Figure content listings
• • •
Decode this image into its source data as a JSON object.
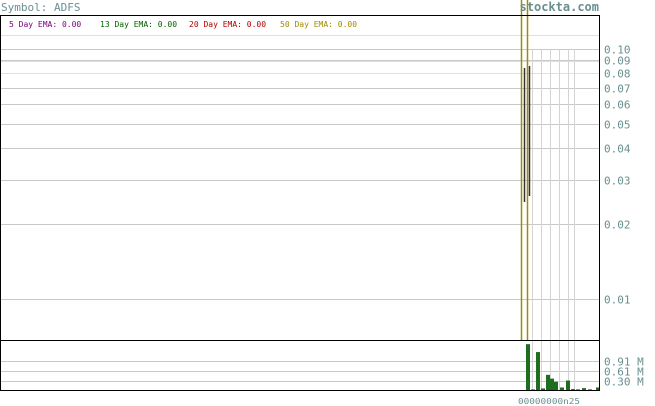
{
  "header": {
    "symbol_label": "Symbol: ADFS",
    "watermark": "stockta.com"
  },
  "legend": [
    {
      "label": "5 Day EMA: 0.00",
      "color": "#800080"
    },
    {
      "label": "13 Day EMA: 0.00",
      "color": "#006400"
    },
    {
      "label": "20 Day EMA: 0.00",
      "color": "#b00000"
    },
    {
      "label": "50 Day EMA: 0.00",
      "color": "#a08c00"
    }
  ],
  "colors": {
    "grid": "#c8c8c8",
    "axis": "#000000",
    "axis_text": "#6a8f8f",
    "volume_bar": "#1f6e1f",
    "ema_line": "#a08c00"
  },
  "chart_data": [
    {
      "type": "line",
      "title": "",
      "scale": "log",
      "ylim": [
        0.0065,
        0.105
      ],
      "y_ticks": [
        "0.10",
        "0.09",
        "0.08",
        "0.07",
        "0.06",
        "0.05",
        "0.04",
        "0.03",
        "0.02",
        "0.01"
      ],
      "y_tick_values": [
        0.1,
        0.09,
        0.08,
        0.07,
        0.06,
        0.05,
        0.04,
        0.03,
        0.02,
        0.01
      ],
      "grid": true
    },
    {
      "type": "bar",
      "title": "",
      "y_ticks": [
        "0.91 M",
        "0.61 M",
        "0.30 M"
      ],
      "y_tick_values": [
        0.91,
        0.61,
        0.3
      ],
      "ylim": [
        0,
        1.55
      ],
      "values": [
        1.45,
        0.02,
        1.2,
        0.05,
        0.48,
        0.36,
        0.26,
        0.08,
        0.3,
        0.03,
        0.02,
        0.06,
        0.02,
        0.08
      ]
    }
  ],
  "x_axis": {
    "tick_text": "00000000n25"
  }
}
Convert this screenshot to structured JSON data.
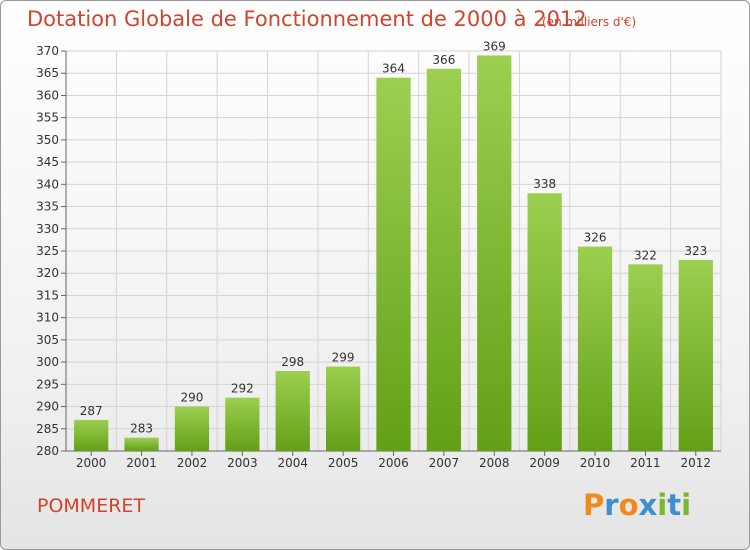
{
  "header": {
    "title": "Dotation Globale de Fonctionnement de 2000 à 2012",
    "subtitle": "(en milliers d'€)"
  },
  "footer": {
    "town": "POMMERET",
    "logo_text": "Proxiti"
  },
  "colors": {
    "title": "#d1442c",
    "bar_top": "#9ccf50",
    "bar_bottom": "#62a016",
    "logo_letters": [
      "#f08a1c",
      "#3d8fd1",
      "#f08a1c",
      "#3d8fd1",
      "#79b82c",
      "#3d8fd1",
      "#79b82c"
    ]
  },
  "chart_data": {
    "type": "bar",
    "title": "Dotation Globale de Fonctionnement de 2000 à 2012",
    "subtitle": "(en milliers d'€)",
    "xlabel": "",
    "ylabel": "",
    "categories": [
      "2000",
      "2001",
      "2002",
      "2003",
      "2004",
      "2005",
      "2006",
      "2007",
      "2008",
      "2009",
      "2010",
      "2011",
      "2012"
    ],
    "values": [
      287,
      283,
      290,
      292,
      298,
      299,
      364,
      366,
      369,
      338,
      326,
      322,
      323
    ],
    "ylim": [
      280,
      370
    ],
    "yticks": [
      280,
      285,
      290,
      295,
      300,
      305,
      310,
      315,
      320,
      325,
      330,
      335,
      340,
      345,
      350,
      355,
      360,
      365,
      370
    ],
    "grid": true,
    "legend": "none"
  }
}
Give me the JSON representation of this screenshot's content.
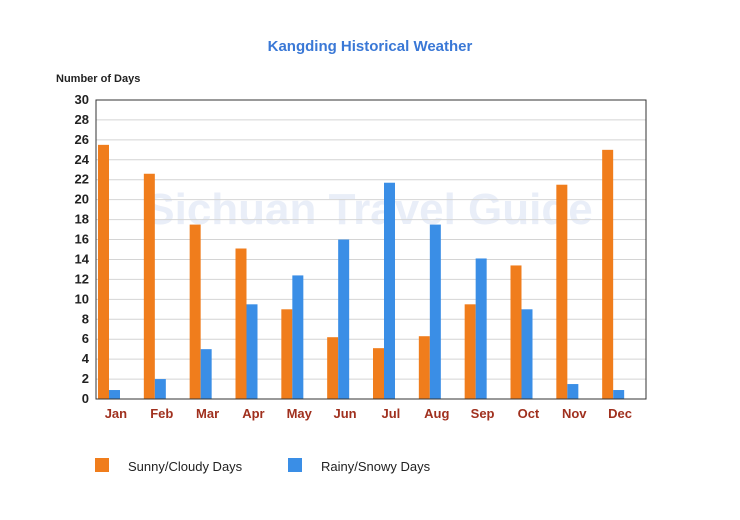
• • •
# Given instruction
Your task is to list each line of the records with the word "milliers".

# Task output
    "subtitle": "(en milliers d'€)"
    "subtitle": "(en milliers d'€)",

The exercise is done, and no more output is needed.